▸ **Task directions**
Copy the data below exactly, omitting any picture it contains.

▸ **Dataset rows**
******************************

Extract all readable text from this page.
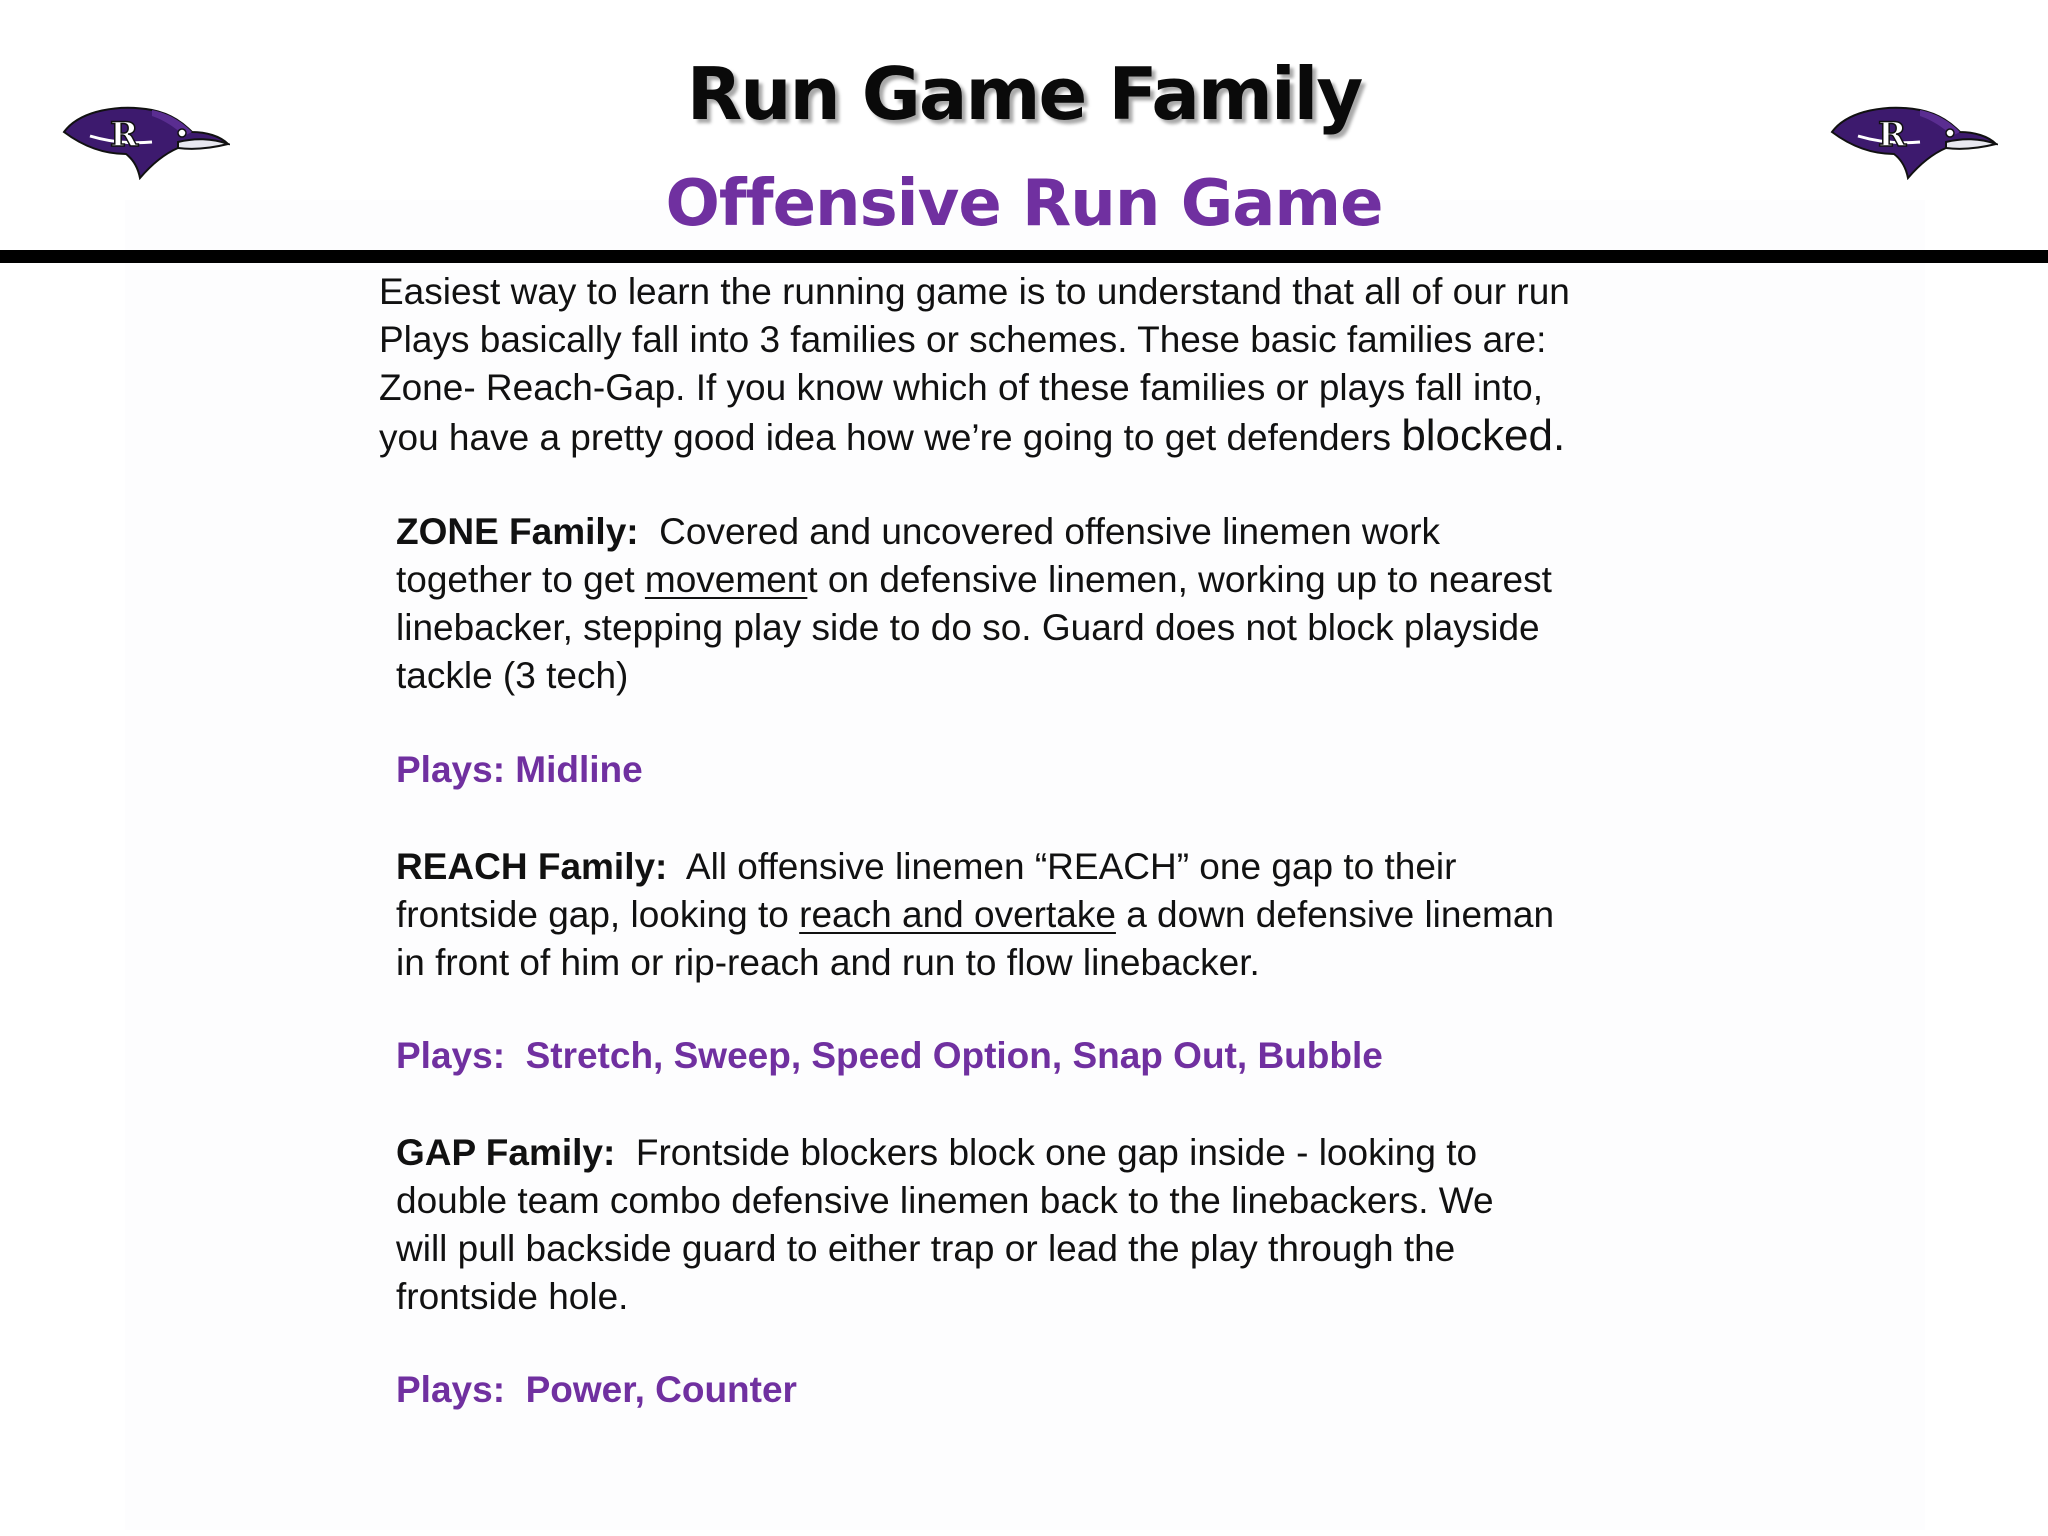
R	R
Run Game Family
Offensive Run Game
Easiest way to learn the running game is to understand that all of our run
Plays basically fall into 3 families or schemes. These basic families are:
Zone- Reach-Gap. If you know which of these families or plays fall into,
you have a pretty good idea how we’re going to get defenders blocked.
ZONE Family:  Covered and uncovered offensive linemen work
together to get movement on defensive linemen, working up to nearest
linebacker, stepping play side to do so. Guard does not block playside
tackle (3 tech)
Plays: Midline
REACH Family:  All offensive linemen “REACH” one gap to their
frontside gap, looking to reach and overtake a down defensive lineman
in front of him or rip-reach and run to flow linebacker.
Plays:  Stretch, Sweep, Speed Option, Snap Out, Bubble
GAP Family:  Frontside blockers block one gap inside - looking to
double team combo defensive linemen back to the linebackers. We
will pull backside guard to either trap or lead the play through the
frontside hole.
Plays:  Power, Counter
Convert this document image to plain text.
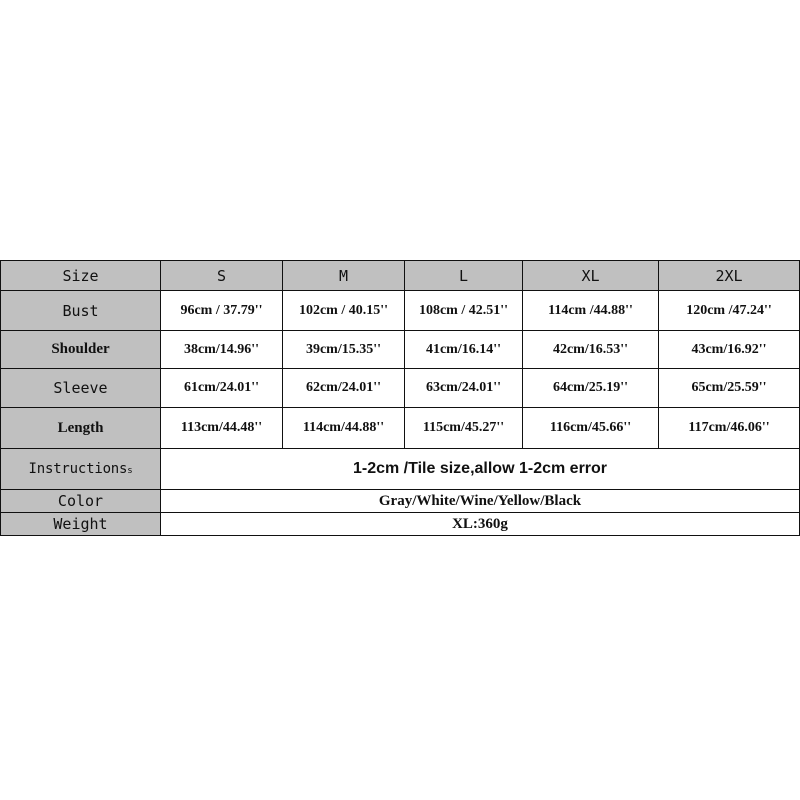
Size	S	M	L	XL	2XL
Bust	96cm / 37.79''	102cm / 40.15''	108cm / 42.51''	114cm /44.88''	120cm /47.24''
Shoulder	38cm/14.96''	39cm/15.35''	41cm/16.14''	42cm/16.53''	43cm/16.92''
Sleeve	61cm/24.01''	62cm/24.01''	63cm/24.01''	64cm/25.19''	65cm/25.59''
Length	113cm/44.48''	114cm/44.88''	115cm/45.27''	116cm/45.66''	117cm/46.06''
Instructionss	1-2cm /Tile size,allow 1-2cm error				
Color	Gray/White/Wine/Yellow/Black				
Weight	XL:360g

******************************

▸ **Exercise response**
Extract all readable text from this page.
R	R
Run Game Family
Offensive Run Game
Easiest way to learn the running game is to understand that all of our run
Plays basically fall into 3 families or schemes. These basic families are:
Zone- Reach-Gap. If you know which of these families or plays fall into,
you have a pretty good idea how we’re going to get defenders blocked.
ZONE Family:  Covered and uncovered offensive linemen work
together to get movement on defensive linemen, working up to nearest
linebacker, stepping play side to do so. Guard does not block playside
tackle (3 tech)
Plays: Midline
REACH Family:  All offensive linemen “REACH” one gap to their
frontside gap, looking to reach and overtake a down defensive lineman
in front of him or rip-reach and run to flow linebacker.
Plays:  Stretch, Sweep, Speed Option, Snap Out, Bubble
GAP Family:  Frontside blockers block one gap inside - looking to
double team combo defensive linemen back to the linebackers. We
will pull backside guard to either trap or lead the play through the
frontside hole.
Plays:  Power, Counter
Convert this document image to plain text.
Size	S	M	L	XL	2XL
Bust	96cm / 37.79''	102cm / 40.15''	108cm / 42.51''	114cm /44.88''	120cm /47.24''
Shoulder	38cm/14.96''	39cm/15.35''	41cm/16.14''	42cm/16.53''	43cm/16.92''
Sleeve	61cm/24.01''	62cm/24.01''	63cm/24.01''	64cm/25.19''	65cm/25.59''
Length	113cm/44.48''	114cm/44.88''	115cm/45.27''	116cm/45.66''	117cm/46.06''
Instructionss	1-2cm /Tile size,allow 1-2cm error				
Color	Gray/White/Wine/Yellow/Black				
Weight	XL:360g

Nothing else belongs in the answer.